# REQUIREMENTS
Pick out every line in the data below that holds "library".

=== DATA FOR THIS EXERCISE ===

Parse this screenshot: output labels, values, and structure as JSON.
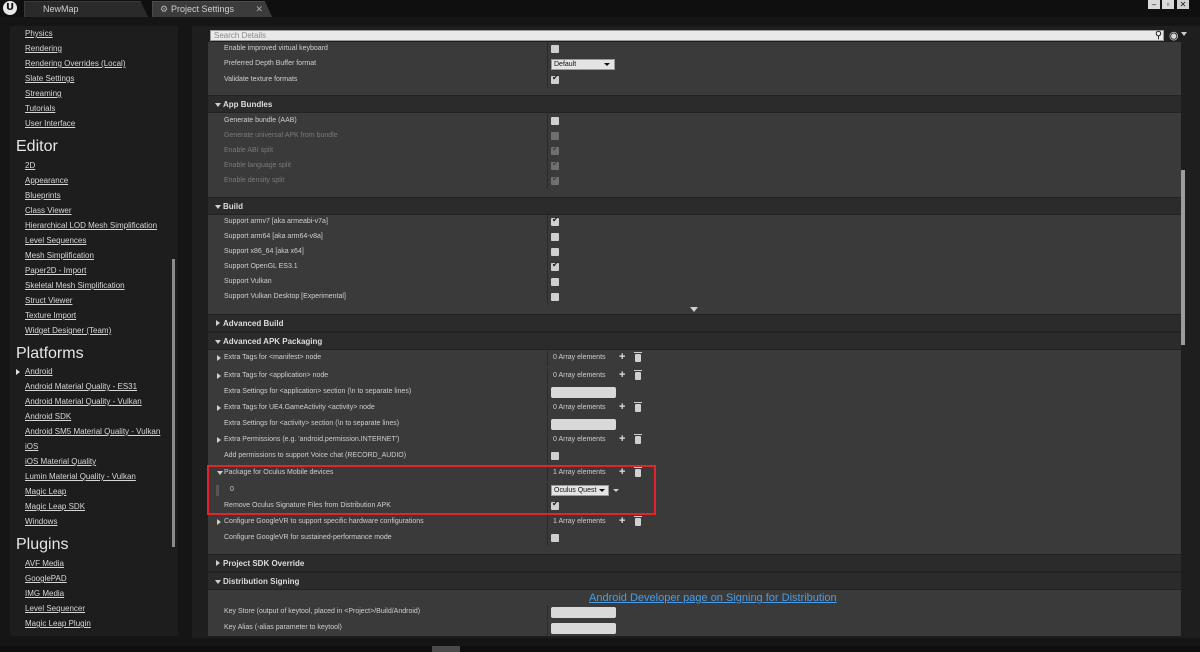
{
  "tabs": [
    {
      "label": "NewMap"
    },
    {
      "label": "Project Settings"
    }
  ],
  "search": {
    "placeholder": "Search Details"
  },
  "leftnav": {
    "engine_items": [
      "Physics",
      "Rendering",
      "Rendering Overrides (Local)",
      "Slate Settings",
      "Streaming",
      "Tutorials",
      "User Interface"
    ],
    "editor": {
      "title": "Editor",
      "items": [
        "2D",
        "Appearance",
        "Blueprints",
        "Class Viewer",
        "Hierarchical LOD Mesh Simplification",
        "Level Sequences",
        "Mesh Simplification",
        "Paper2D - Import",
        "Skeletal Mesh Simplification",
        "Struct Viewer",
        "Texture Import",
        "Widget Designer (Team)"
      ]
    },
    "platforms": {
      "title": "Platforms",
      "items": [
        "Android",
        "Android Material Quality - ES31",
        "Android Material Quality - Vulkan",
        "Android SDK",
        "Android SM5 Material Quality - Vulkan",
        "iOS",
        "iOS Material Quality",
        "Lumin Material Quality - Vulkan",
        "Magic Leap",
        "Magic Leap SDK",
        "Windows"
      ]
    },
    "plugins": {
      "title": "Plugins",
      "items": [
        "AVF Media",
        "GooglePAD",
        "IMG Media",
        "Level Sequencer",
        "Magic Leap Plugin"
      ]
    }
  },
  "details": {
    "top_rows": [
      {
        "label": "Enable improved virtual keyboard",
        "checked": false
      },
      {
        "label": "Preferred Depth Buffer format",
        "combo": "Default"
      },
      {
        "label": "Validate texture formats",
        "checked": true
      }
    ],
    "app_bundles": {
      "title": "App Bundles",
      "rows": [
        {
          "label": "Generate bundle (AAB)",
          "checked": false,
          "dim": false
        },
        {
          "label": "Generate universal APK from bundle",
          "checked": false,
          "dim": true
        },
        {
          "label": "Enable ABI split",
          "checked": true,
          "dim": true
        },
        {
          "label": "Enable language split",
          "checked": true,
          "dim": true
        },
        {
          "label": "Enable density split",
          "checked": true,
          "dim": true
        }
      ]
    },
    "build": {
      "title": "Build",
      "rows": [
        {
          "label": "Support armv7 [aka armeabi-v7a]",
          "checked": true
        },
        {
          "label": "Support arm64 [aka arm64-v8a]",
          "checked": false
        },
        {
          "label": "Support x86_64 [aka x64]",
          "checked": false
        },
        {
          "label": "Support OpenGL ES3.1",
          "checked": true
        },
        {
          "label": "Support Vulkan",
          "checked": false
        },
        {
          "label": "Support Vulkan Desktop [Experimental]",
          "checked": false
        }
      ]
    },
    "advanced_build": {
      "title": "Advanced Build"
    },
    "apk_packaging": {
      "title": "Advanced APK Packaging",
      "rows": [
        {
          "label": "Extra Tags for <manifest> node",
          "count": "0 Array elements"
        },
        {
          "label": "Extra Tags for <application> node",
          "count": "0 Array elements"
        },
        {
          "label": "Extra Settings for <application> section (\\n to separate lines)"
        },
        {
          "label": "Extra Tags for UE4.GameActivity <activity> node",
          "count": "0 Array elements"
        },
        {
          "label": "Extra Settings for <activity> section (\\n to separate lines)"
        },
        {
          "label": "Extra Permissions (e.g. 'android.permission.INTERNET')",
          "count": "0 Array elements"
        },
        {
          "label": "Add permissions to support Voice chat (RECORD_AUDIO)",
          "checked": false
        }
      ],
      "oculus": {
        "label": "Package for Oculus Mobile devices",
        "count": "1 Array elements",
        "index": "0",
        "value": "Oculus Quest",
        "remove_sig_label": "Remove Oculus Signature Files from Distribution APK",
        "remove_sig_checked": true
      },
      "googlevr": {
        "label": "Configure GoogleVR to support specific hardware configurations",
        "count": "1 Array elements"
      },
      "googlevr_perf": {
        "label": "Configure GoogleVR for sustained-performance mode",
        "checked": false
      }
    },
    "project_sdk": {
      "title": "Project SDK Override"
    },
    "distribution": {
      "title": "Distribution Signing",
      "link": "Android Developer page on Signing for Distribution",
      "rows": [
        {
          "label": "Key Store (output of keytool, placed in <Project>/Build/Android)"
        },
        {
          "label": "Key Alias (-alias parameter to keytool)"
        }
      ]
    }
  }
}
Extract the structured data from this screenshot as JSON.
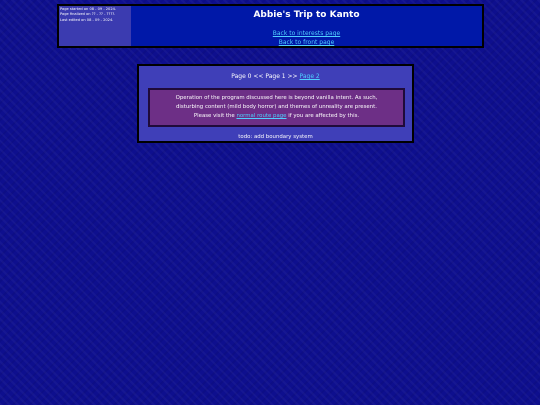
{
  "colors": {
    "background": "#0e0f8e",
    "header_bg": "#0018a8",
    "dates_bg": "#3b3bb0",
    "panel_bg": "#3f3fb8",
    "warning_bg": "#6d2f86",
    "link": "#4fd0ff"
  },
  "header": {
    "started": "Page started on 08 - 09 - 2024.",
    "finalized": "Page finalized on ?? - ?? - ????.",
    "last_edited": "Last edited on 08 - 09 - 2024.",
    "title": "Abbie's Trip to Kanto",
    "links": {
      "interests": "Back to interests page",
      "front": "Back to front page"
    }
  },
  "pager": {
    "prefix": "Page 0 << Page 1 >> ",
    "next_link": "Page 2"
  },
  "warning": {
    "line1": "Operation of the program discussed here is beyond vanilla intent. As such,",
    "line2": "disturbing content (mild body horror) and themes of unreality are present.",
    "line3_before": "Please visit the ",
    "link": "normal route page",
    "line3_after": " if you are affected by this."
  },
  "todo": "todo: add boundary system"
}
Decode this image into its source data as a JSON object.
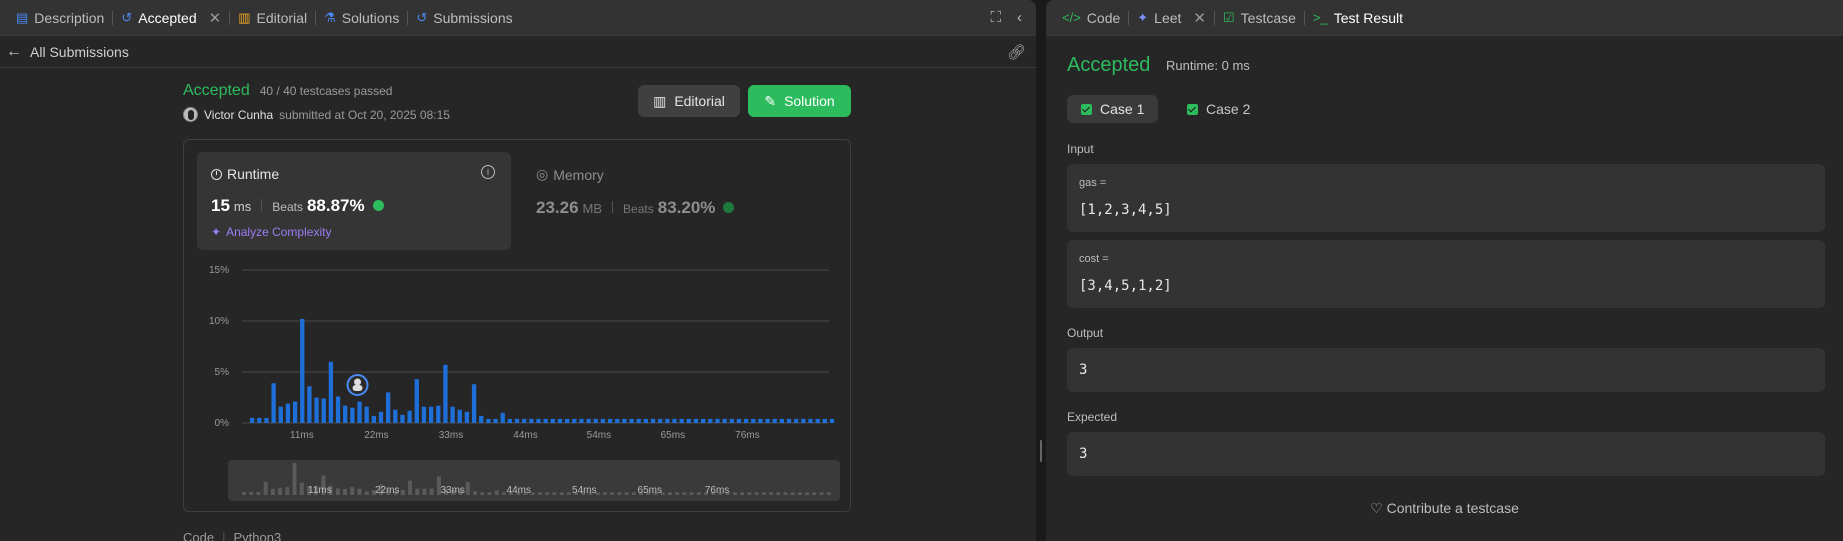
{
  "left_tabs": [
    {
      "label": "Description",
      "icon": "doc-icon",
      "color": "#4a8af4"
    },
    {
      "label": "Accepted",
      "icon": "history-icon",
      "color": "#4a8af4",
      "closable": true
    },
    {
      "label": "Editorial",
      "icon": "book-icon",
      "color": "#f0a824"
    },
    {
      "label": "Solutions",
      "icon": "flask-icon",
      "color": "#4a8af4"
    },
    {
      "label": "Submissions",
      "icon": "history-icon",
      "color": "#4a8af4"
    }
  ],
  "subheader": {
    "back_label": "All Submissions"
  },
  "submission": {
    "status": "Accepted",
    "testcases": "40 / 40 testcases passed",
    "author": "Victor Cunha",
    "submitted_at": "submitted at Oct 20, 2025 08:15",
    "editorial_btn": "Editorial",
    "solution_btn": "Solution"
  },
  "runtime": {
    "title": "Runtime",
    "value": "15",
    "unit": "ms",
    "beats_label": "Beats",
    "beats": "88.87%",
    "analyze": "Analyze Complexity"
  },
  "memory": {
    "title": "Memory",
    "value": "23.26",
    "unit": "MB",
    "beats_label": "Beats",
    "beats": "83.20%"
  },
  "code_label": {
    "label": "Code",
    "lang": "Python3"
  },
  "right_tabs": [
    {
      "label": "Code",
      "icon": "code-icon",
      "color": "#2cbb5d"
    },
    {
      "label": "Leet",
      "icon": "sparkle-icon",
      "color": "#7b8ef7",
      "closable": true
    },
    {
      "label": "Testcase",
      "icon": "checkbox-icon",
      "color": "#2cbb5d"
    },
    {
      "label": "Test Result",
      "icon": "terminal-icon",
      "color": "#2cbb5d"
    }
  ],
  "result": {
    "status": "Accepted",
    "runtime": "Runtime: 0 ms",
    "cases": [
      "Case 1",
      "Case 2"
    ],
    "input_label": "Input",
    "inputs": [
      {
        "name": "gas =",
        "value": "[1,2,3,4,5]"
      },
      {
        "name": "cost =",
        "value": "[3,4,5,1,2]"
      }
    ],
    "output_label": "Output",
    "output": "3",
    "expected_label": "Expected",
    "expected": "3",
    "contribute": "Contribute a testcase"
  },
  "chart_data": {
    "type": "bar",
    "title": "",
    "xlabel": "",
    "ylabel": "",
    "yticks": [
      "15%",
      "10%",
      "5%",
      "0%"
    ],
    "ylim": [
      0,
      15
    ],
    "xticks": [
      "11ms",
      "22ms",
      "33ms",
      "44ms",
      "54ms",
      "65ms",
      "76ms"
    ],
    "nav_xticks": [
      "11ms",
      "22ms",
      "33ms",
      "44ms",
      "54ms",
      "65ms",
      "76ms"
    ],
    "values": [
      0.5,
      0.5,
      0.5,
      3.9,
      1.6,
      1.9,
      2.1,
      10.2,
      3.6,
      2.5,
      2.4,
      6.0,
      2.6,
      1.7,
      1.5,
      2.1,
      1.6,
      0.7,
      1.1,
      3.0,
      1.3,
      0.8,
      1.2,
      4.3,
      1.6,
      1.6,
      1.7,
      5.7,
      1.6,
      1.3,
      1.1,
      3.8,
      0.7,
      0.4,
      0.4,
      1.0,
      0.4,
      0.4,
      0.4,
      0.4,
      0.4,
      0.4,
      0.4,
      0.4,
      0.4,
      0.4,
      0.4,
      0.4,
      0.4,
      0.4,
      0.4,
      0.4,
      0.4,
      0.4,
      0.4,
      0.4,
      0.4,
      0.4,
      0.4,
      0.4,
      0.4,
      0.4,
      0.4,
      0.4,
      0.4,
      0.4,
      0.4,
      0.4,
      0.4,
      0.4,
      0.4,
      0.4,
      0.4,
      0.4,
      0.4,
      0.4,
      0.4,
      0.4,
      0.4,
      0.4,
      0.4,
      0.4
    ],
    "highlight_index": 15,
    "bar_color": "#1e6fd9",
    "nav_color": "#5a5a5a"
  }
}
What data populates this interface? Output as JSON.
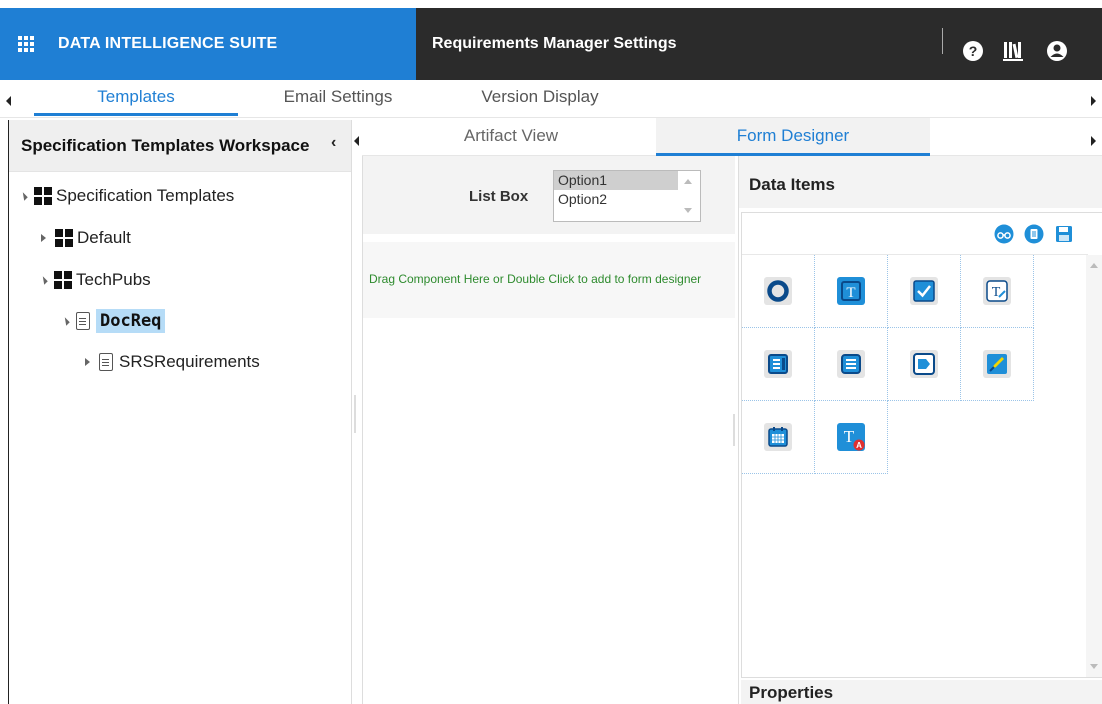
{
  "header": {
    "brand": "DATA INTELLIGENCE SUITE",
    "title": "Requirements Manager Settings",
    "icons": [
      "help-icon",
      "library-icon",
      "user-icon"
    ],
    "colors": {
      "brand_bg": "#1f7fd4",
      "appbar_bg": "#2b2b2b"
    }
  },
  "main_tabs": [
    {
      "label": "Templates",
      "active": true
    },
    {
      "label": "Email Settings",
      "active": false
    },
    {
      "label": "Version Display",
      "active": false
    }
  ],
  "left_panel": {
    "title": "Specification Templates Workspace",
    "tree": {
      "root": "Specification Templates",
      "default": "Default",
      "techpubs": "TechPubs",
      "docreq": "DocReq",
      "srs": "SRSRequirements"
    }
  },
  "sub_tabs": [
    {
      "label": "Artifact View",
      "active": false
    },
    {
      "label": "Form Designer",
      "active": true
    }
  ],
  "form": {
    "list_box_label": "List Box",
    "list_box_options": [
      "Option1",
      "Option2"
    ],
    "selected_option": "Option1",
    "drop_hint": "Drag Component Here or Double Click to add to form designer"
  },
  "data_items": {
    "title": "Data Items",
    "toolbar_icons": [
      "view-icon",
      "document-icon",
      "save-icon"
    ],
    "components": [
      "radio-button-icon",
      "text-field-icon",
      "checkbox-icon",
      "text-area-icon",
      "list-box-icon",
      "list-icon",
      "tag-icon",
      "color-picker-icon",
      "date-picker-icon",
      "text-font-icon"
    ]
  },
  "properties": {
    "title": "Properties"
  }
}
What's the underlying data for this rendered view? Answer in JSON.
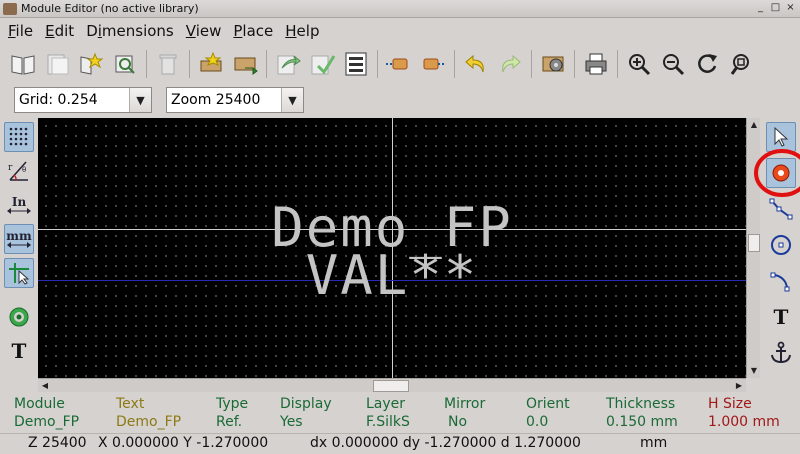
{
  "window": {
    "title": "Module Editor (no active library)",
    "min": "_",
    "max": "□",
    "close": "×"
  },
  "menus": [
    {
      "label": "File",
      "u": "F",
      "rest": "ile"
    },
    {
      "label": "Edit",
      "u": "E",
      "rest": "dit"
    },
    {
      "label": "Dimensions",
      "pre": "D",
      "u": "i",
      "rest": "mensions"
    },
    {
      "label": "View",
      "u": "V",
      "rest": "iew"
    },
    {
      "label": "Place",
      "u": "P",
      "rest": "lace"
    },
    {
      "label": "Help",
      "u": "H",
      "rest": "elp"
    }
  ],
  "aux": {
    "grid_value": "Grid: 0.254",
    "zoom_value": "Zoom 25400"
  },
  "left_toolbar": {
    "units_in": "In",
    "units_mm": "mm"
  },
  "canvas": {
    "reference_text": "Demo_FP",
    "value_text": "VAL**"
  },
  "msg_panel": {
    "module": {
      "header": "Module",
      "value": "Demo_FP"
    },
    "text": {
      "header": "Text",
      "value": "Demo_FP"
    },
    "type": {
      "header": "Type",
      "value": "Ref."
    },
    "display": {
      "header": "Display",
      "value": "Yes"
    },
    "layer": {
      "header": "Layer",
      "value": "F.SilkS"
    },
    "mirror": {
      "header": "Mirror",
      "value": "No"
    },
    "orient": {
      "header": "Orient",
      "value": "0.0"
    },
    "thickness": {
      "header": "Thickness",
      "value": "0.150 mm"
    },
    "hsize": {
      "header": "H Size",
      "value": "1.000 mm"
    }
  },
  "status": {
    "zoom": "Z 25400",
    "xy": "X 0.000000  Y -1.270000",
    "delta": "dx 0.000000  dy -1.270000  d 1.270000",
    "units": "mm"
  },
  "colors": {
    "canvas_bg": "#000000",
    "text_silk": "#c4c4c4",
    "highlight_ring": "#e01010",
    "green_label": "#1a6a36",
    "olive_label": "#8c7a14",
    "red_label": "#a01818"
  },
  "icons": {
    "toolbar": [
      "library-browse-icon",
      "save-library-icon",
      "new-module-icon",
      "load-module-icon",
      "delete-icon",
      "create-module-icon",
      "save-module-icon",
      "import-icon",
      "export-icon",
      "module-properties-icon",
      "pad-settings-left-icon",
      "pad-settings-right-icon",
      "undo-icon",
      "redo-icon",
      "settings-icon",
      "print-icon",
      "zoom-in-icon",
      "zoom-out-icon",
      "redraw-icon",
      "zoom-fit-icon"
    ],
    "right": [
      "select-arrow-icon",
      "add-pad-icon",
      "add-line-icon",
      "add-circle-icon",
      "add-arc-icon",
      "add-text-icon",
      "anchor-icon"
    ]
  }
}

===

# THE REPLY
      "library-icon",
    "title": "Module Editor (no active library)",
      "library-browse-icon",
      "save-library-icon",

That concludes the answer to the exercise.